#### Task brief:
Go through the listing below and gather every line with the word "velocidad".

(Dataset items)

## start

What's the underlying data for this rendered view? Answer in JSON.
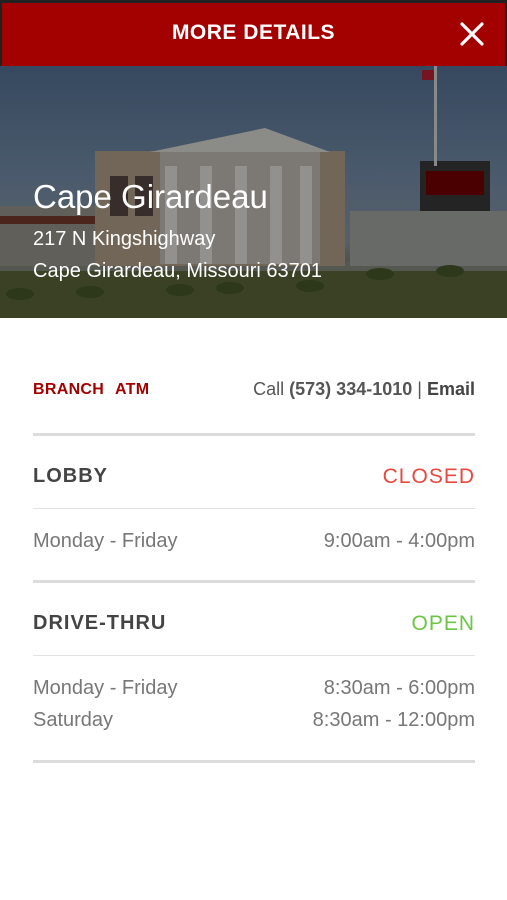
{
  "header": {
    "title": "MORE DETAILS",
    "close_icon": "close-icon"
  },
  "branch": {
    "name": "Cape Girardeau",
    "address_line1": "217 N Kingshighway",
    "address_line2": "Cape Girardeau, Missouri 63701"
  },
  "tags": {
    "branch": "BRANCH",
    "atm": "ATM"
  },
  "contact": {
    "call_label": "Call",
    "phone": "(573) 334-1010",
    "separator": "|",
    "email_label": "Email"
  },
  "lobby": {
    "title": "LOBBY",
    "status": "CLOSED",
    "status_color": "#e8483f",
    "hours": [
      {
        "day": "Monday - Friday",
        "time": "9:00am - 4:00pm"
      }
    ]
  },
  "drive_thru": {
    "title": "DRIVE-THRU",
    "status": "OPEN",
    "status_color": "#6cc644",
    "hours": [
      {
        "day": "Monday - Friday",
        "time": "8:30am - 6:00pm"
      },
      {
        "day": "Saturday",
        "time": "8:30am - 12:00pm"
      }
    ]
  },
  "colors": {
    "brand": "#a30000"
  }
}
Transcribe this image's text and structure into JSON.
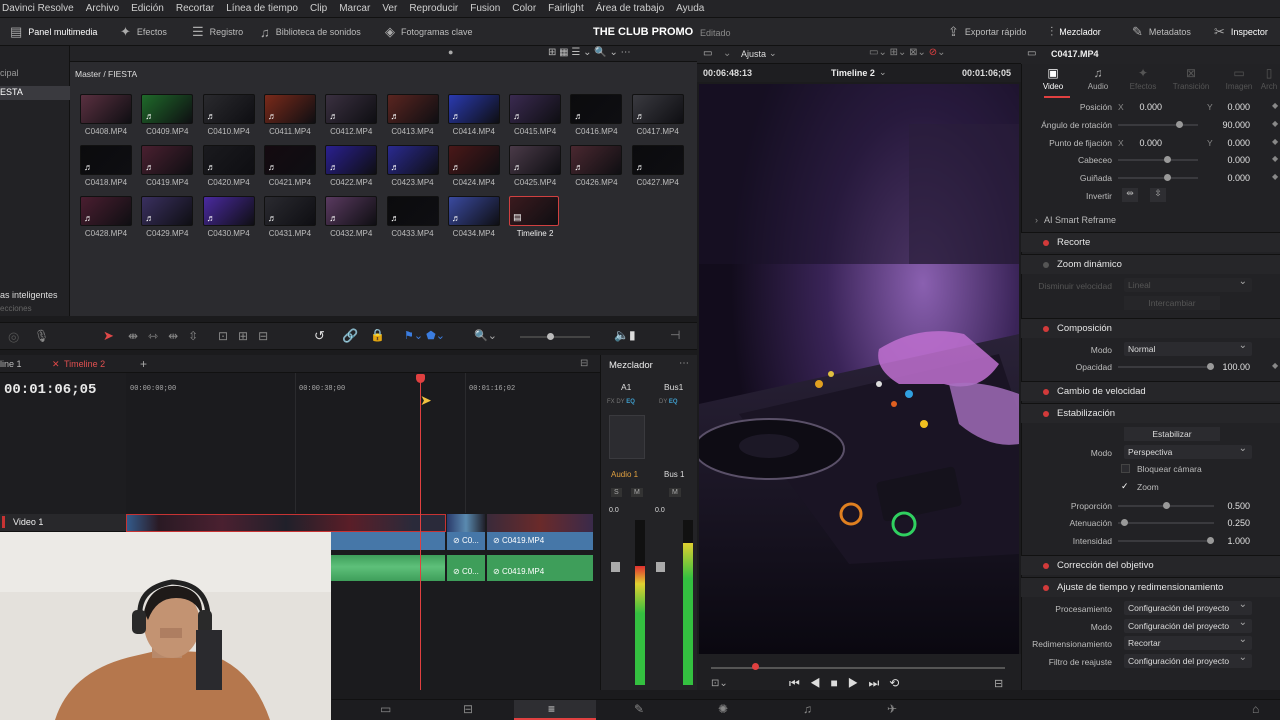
{
  "menu": [
    "Davinci Resolve",
    "Archivo",
    "Edición",
    "Recortar",
    "Línea de tiempo",
    "Clip",
    "Marcar",
    "Ver",
    "Reproducir",
    "Fusion",
    "Color",
    "Fairlight",
    "Área de trabajo",
    "Ayuda"
  ],
  "toolbar": {
    "media_pool": "Panel multimedia",
    "effects": "Efectos",
    "log": "Registro",
    "sound_library": "Biblioteca de sonidos",
    "keyframes": "Fotogramas clave",
    "project_title": "THE CLUB PROMO",
    "project_status": "Editado",
    "quick_export": "Exportar rápido",
    "mixer": "Mezclador",
    "metadata": "Metadatos",
    "inspector": "Inspector"
  },
  "pool": {
    "left_label": "cipal",
    "left_selected": "ESTA",
    "smart_bins": "as inteligentes",
    "smart_sub": "ecciones",
    "breadcrumb": "Master / FIESTA",
    "clips": [
      {
        "name": "C0408.MP4",
        "color": "#5a3040",
        "audio": false
      },
      {
        "name": "C0409.MP4",
        "color": "#1f6a2a",
        "audio": true
      },
      {
        "name": "C0410.MP4",
        "color": "#2a2a2e",
        "audio": true
      },
      {
        "name": "C0411.MP4",
        "color": "#7a2a1a",
        "audio": true
      },
      {
        "name": "C0412.MP4",
        "color": "#3a3040",
        "audio": true
      },
      {
        "name": "C0413.MP4",
        "color": "#5a2520",
        "audio": true
      },
      {
        "name": "C0414.MP4",
        "color": "#2a3ab0",
        "audio": true
      },
      {
        "name": "C0415.MP4",
        "color": "#3a2a50",
        "audio": true
      },
      {
        "name": "C0416.MP4",
        "color": "#0b0b0d",
        "audio": true
      },
      {
        "name": "C0417.MP4",
        "color": "#3a3a40",
        "audio": true
      },
      {
        "name": "C0418.MP4",
        "color": "#0b0b0d",
        "audio": true
      },
      {
        "name": "C0419.MP4",
        "color": "#4a2030",
        "audio": true
      },
      {
        "name": "C0420.MP4",
        "color": "#1a1a1e",
        "audio": true
      },
      {
        "name": "C0421.MP4",
        "color": "#140a10",
        "audio": true
      },
      {
        "name": "C0422.MP4",
        "color": "#2a2090",
        "audio": true
      },
      {
        "name": "C0423.MP4",
        "color": "#2a2a90",
        "audio": true
      },
      {
        "name": "C0424.MP4",
        "color": "#4a1818",
        "audio": true
      },
      {
        "name": "C0425.MP4",
        "color": "#4a3a48",
        "audio": true
      },
      {
        "name": "C0426.MP4",
        "color": "#4a2830",
        "audio": true
      },
      {
        "name": "C0427.MP4",
        "color": "#0b0b0d",
        "audio": true
      },
      {
        "name": "C0428.MP4",
        "color": "#4a1e30",
        "audio": true
      },
      {
        "name": "C0429.MP4",
        "color": "#3a3060",
        "audio": true
      },
      {
        "name": "C0430.MP4",
        "color": "#4a2aa0",
        "audio": true
      },
      {
        "name": "C0431.MP4",
        "color": "#2a2a30",
        "audio": true
      },
      {
        "name": "C0432.MP4",
        "color": "#5a3a60",
        "audio": true
      },
      {
        "name": "C0433.MP4",
        "color": "#0b0b0d",
        "audio": true
      },
      {
        "name": "C0434.MP4",
        "color": "#3a4aa0",
        "audio": true
      },
      {
        "name": "Timeline 2",
        "color": "#3a1a1e",
        "audio": false
      }
    ]
  },
  "timeline": {
    "tab1": "line 1",
    "tab2": "Timeline 2",
    "timecode": "00:01:06;05",
    "ruler": [
      "00:00:00;00",
      "00:00:38;00",
      "00:01:16;02"
    ],
    "track_label": "Video 1",
    "clip_a": "C0...",
    "clip_b": "C0419.MP4"
  },
  "mixer": {
    "title": "Mezclador",
    "ch1": "A1",
    "ch2": "Bus1",
    "audio1": "Audio 1",
    "bus1": "Bus 1",
    "db": "0.0",
    "levels": {
      "audio1": 0.72,
      "bus1": 0.86
    }
  },
  "viewer": {
    "zoom": "Ajusta",
    "timecode_left": "00:06:48:13",
    "timeline_name": "Timeline 2",
    "timecode_right": "00:01:06;05"
  },
  "inspector": {
    "clip": "C0417.MP4",
    "tabs": [
      "Video",
      "Audio",
      "Efectos",
      "Transición",
      "Imagen",
      "Arch"
    ],
    "transform": [
      {
        "label": "Posición",
        "x": "0.000",
        "y": "0.000"
      },
      {
        "label": "Ángulo de rotación",
        "v": "90.000"
      },
      {
        "label": "Punto de fijación",
        "x": "0.000",
        "y": "0.000"
      },
      {
        "label": "Cabeceo",
        "v": "0.000"
      },
      {
        "label": "Guiñada",
        "v": "0.000"
      },
      {
        "label": "Invertir"
      }
    ],
    "ai_reframe": "AI Smart Reframe",
    "recorte": "Recorte",
    "zoom_dinamico": "Zoom dinámico",
    "zoom_speed_label": "Disminuir velocidad",
    "zoom_speed_value": "Lineal",
    "swap": "Intercambiar",
    "composicion": "Composición",
    "modo": "Modo",
    "modo_value": "Normal",
    "opacidad": "Opacidad",
    "opacidad_value": "100.00",
    "cambio_velocidad": "Cambio de velocidad",
    "estabilizacion": "Estabilización",
    "estabilizar": "Estabilizar",
    "estab_modo_value": "Perspectiva",
    "bloquear": "Bloquear cámara",
    "zoom": "Zoom",
    "proporcion": "Proporción",
    "proporcion_value": "0.500",
    "atenuacion": "Atenuación",
    "atenuacion_value": "0.250",
    "intensidad": "Intensidad",
    "intensidad_value": "1.000",
    "correccion": "Corrección del objetivo",
    "ajuste": "Ajuste de tiempo y redimensionamiento",
    "procesamiento": "Procesamiento",
    "procesamiento_value": "Configuración del proyecto",
    "modo2_value": "Configuración del proyecto",
    "redim": "Redimensionamiento",
    "redim_value": "Recortar",
    "filtro": "Filtro de reajuste",
    "filtro_value": "Configuración del proyecto"
  }
}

## end

#### Answer to this task:
    "zoom_speed_label": "Disminuir velocidad",
    "cambio_velocidad": "Cambio de velocidad",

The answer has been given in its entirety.